→ **Entries from a dataset**:
──────────

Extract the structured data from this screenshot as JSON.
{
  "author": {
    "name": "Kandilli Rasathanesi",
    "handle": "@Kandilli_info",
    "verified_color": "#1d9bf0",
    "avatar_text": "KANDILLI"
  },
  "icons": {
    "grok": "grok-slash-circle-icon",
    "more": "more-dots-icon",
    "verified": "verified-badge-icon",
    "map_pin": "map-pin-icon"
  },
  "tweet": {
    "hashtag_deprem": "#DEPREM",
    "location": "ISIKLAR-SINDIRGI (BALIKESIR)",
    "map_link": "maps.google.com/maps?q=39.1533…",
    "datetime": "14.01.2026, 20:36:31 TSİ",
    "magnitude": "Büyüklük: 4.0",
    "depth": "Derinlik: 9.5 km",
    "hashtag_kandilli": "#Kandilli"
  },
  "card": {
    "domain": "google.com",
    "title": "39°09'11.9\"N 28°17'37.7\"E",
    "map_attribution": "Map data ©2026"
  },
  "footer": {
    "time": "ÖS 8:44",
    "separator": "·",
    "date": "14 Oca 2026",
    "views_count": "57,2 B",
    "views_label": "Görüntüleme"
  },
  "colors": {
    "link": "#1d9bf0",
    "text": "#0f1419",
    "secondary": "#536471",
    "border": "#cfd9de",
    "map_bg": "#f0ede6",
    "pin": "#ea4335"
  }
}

──────────

→ **Set problem**:
Your task is to repeat the data exactly, with nothing left out.

→ **Task response**:
Extract the structured data from this screenshot as JSON.
{
  "author": {
    "name": "Kandilli Rasathanesi",
    "handle": "@Kandilli_info",
    "verified_color": "#1d9bf0",
    "avatar_text": "KANDILLI"
  },
  "icons": {
    "grok": "grok-slash-circle-icon",
    "more": "more-dots-icon",
    "verified": "verified-badge-icon",
    "map_pin": "map-pin-icon"
  },
  "tweet": {
    "hashtag_deprem": "#DEPREM",
    "location": "ISIKLAR-SINDIRGI (BALIKESIR)",
    "map_link": "maps.google.com/maps?q=39.1533…",
    "datetime": "14.01.2026, 20:36:31 TSİ",
    "magnitude": "Büyüklük: 4.0",
    "depth": "Derinlik: 9.5 km",
    "hashtag_kandilli": "#Kandilli"
  },
  "card": {
    "domain": "google.com",
    "title": "39°09'11.9\"N 28°17'37.7\"E",
    "map_attribution": "Map data ©2026"
  },
  "footer": {
    "time": "ÖS 8:44",
    "separator": "·",
    "date": "14 Oca 2026",
    "views_count": "57,2 B",
    "views_label": "Görüntüleme"
  },
  "colors": {
    "link": "#1d9bf0",
    "text": "#0f1419",
    "secondary": "#536471",
    "border": "#cfd9de",
    "map_bg": "#f0ede6",
    "pin": "#ea4335"
  }
}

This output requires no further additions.